[Extracted data entries]
╭──

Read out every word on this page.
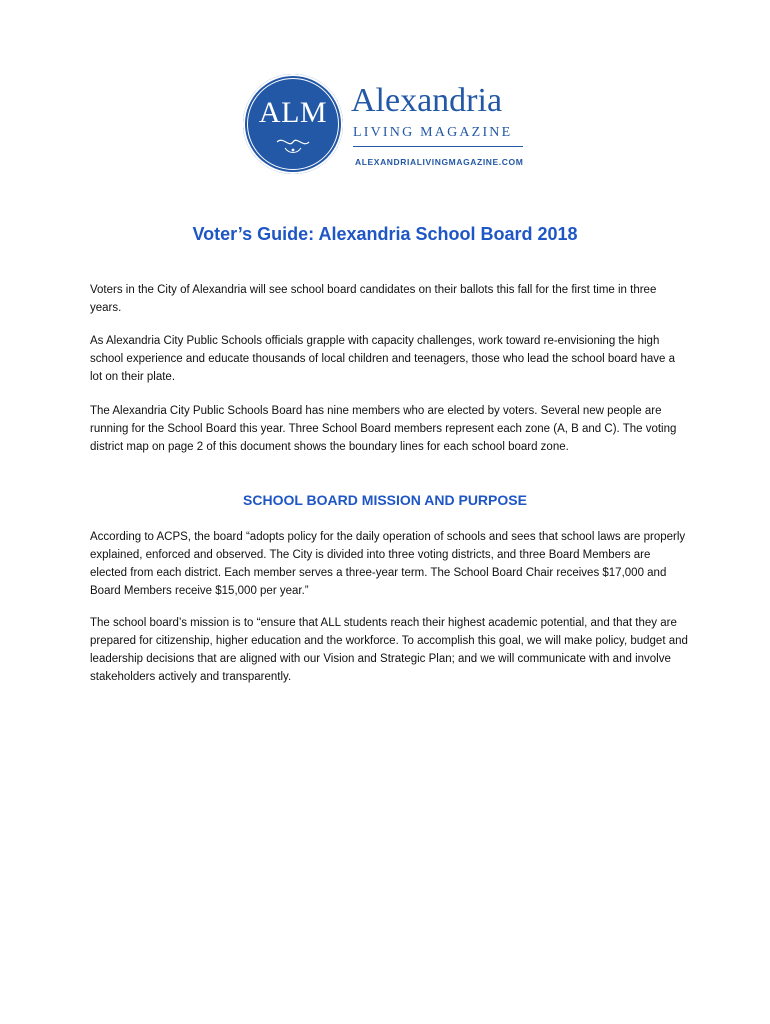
ALM Alexandria
LIVING MAGAZINE
ALEXANDRIALIVINGMAGAZINE.COM
Voter’s Guide: Alexandria School Board 2018

Voters in the City of Alexandria will see school board candidates on their ballots this fall for the first time in three years.

As Alexandria City Public Schools officials grapple with capacity challenges, work toward re-envisioning the high school experience and educate thousands of local children and teenagers, those who lead the school board have a lot on their plate.

The Alexandria City Public Schools Board has nine members who are elected by voters. Several new people are running for the School Board this year. Three School Board members represent each zone (A, B and C). The voting district map on page 2 of this document shows the boundary lines for each school board zone.

SCHOOL BOARD MISSION AND PURPOSE

According to ACPS, the board “adopts policy for the daily operation of schools and sees that school laws are properly explained, enforced and observed. The City is divided into three voting districts, and three Board Members are elected from each district. Each member serves a three-year term. The School Board Chair receives $17,000 and Board Members receive $15,000 per year.”

The school board’s mission is to “ensure that ALL students reach their highest academic potential, and that they are prepared for citizenship, higher education and the workforce. To accomplish this goal, we will make policy, budget and leadership decisions that are aligned with our Vision and Strategic Plan; and we will communicate with and involve stakeholders actively and transparently.
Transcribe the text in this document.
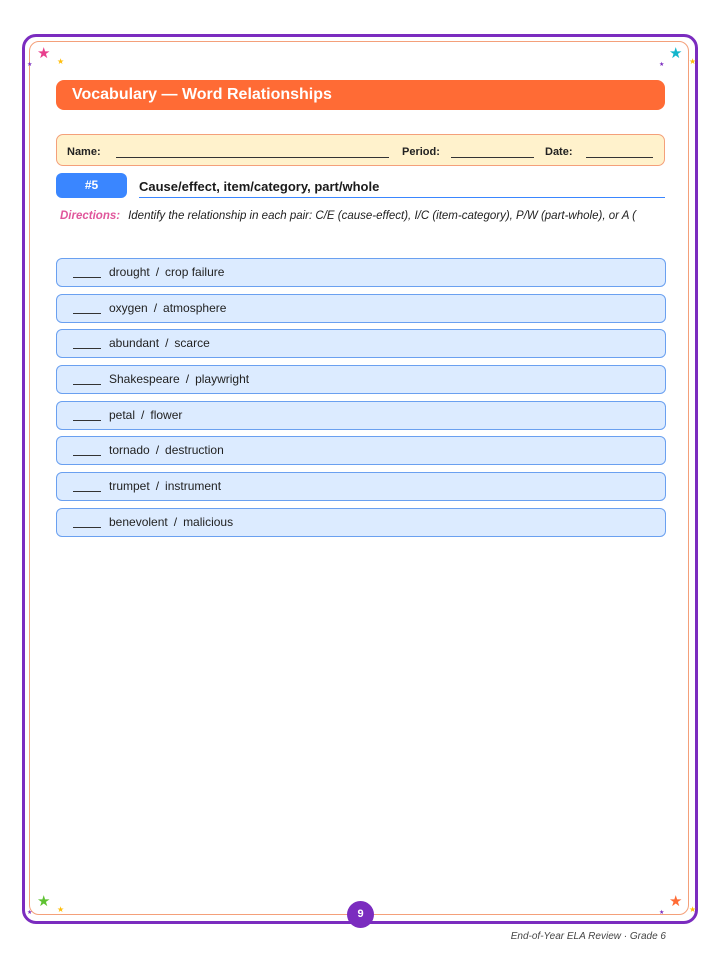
★ ★
★
★ ★
★
★ ★
★
★ ★
★
Vocabulary — Word Relationships
Name:	Period:	Date:
#5	Cause/effect, item/category, part/whole
Directions: Identify the relationship in each pair: C/E (cause-effect), I/C (item-category), P/W (part-whole), or A (
drought / crop failure
oxygen / atmosphere
abundant / scarce
Shakespeare / playwright
petal / flower
tornado / destruction
trumpet / instrument
benevolent / malicious
9
End-of-Year ELA Review · Grade 6
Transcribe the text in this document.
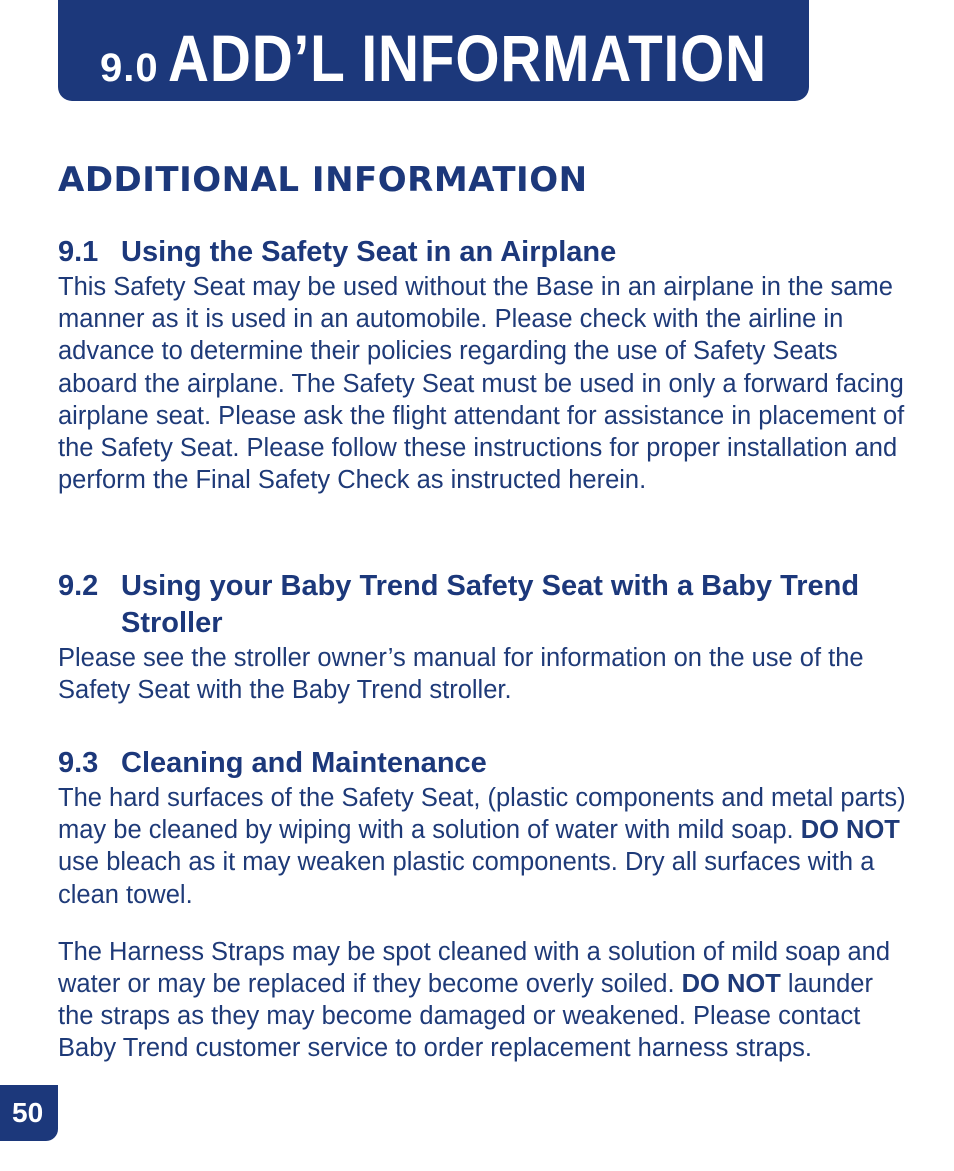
9.0 ADD’L INFORMATION
ADDITIONAL INFORMATION
9.1 Using the Safety Seat in an Airplane

This Safety Seat may be used without the Base in an airplane in the same manner as it is used in an automobile. Please check with the airline in advance to determine their policies regarding the use of Safety Seats aboard the airplane. The Safety Seat must be used in only a forward facing airplane seat. Please ask the flight attendant for assistance in placement of the Safety Seat. Please follow these instructions for proper installation and perform the Final Safety Check as instructed herein.

9.2 Using your Baby Trend Safety Seat with a Baby Trend Stroller

Please see the stroller owner’s manual for information on the use of the Safety Seat with the Baby Trend stroller.

9.3 Cleaning and Maintenance

The hard surfaces of the Safety Seat, (plastic components and metal parts) may be cleaned by wiping with a solution of water with mild soap. DO NOT use bleach as it may weaken plastic components. Dry all surfaces with a clean towel.

The Harness Straps may be spot cleaned with a solution of mild soap and water or may be replaced if they become overly soiled. DO NOT launder the straps as they may become damaged or weakened. Please contact Baby Trend customer service to order replacement harness straps.

50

╰──

> TASK REQUIREMENTS: Restate each entry word for word, leaving out any pictures.

> RESULT OF THE TASK:
Read out every word on this page.
ALM Alexandria
LIVING MAGAZINE
ALEXANDRIALIVINGMAGAZINE.COM
Voter’s Guide: Alexandria School Board 2018

Voters in the City of Alexandria will see school board candidates on their ballots this fall for the first time in three years.

As Alexandria City Public Schools officials grapple with capacity challenges, work toward re-envisioning the high school experience and educate thousands of local children and teenagers, those who lead the school board have a lot on their plate.

The Alexandria City Public Schools Board has nine members who are elected by voters. Several new people are running for the School Board this year. Three School Board members represent each zone (A, B and C). The voting district map on page 2 of this document shows the boundary lines for each school board zone.

SCHOOL BOARD MISSION AND PURPOSE

According to ACPS, the board “adopts policy for the daily operation of schools and sees that school laws are properly explained, enforced and observed. The City is divided into three voting districts, and three Board Members are elected from each district. Each member serves a three-year term. The School Board Chair receives $17,000 and Board Members receive $15,000 per year.”

The school board’s mission is to “ensure that ALL students reach their highest academic potential, and that they are prepared for citizenship, higher education and the workforce. To accomplish this goal, we will make policy, budget and leadership decisions that are aligned with our Vision and Strategic Plan; and we will communicate with and involve stakeholders actively and transparently.
Transcribe the text in this document.
★ ★
★
★ ★
★
★ ★
★
★ ★
★
Vocabulary — Word Relationships
Name:	Period:	Date:
#5	Cause/effect, item/category, part/whole
Directions: Identify the relationship in each pair: C/E (cause-effect), I/C (item-category), P/W (part-whole), or A (
drought / crop failure
oxygen / atmosphere
abundant / scarce
Shakespeare / playwright
petal / flower
tornado / destruction
trumpet / instrument
benevolent / malicious
9
End-of-Year ELA Review · Grade 6
Transcribe the text in this document.
9.0 ADD’L INFORMATION
ADDITIONAL INFORMATION
9.1 Using the Safety Seat in an Airplane

This Safety Seat may be used without the Base in an airplane in the same manner as it is used in an automobile. Please check with the airline in advance to determine their policies regarding the use of Safety Seats aboard the airplane. The Safety Seat must be used in only a forward facing airplane seat. Please ask the flight attendant for assistance in placement of the Safety Seat. Please follow these instructions for proper installation and perform the Final Safety Check as instructed herein.

9.2 Using your Baby Trend Safety Seat with a Baby Trend Stroller

Please see the stroller owner’s manual for information on the use of the Safety Seat with the Baby Trend stroller.

9.3 Cleaning and Maintenance

The hard surfaces of the Safety Seat, (plastic components and metal parts) may be cleaned by wiping with a solution of water with mild soap. DO NOT use bleach as it may weaken plastic components. Dry all surfaces with a clean towel.

The Harness Straps may be spot cleaned with a solution of mild soap and water or may be replaced if they become overly soiled. DO NOT launder the straps as they may become damaged or weakened. Please contact Baby Trend customer service to order replacement harness straps.

50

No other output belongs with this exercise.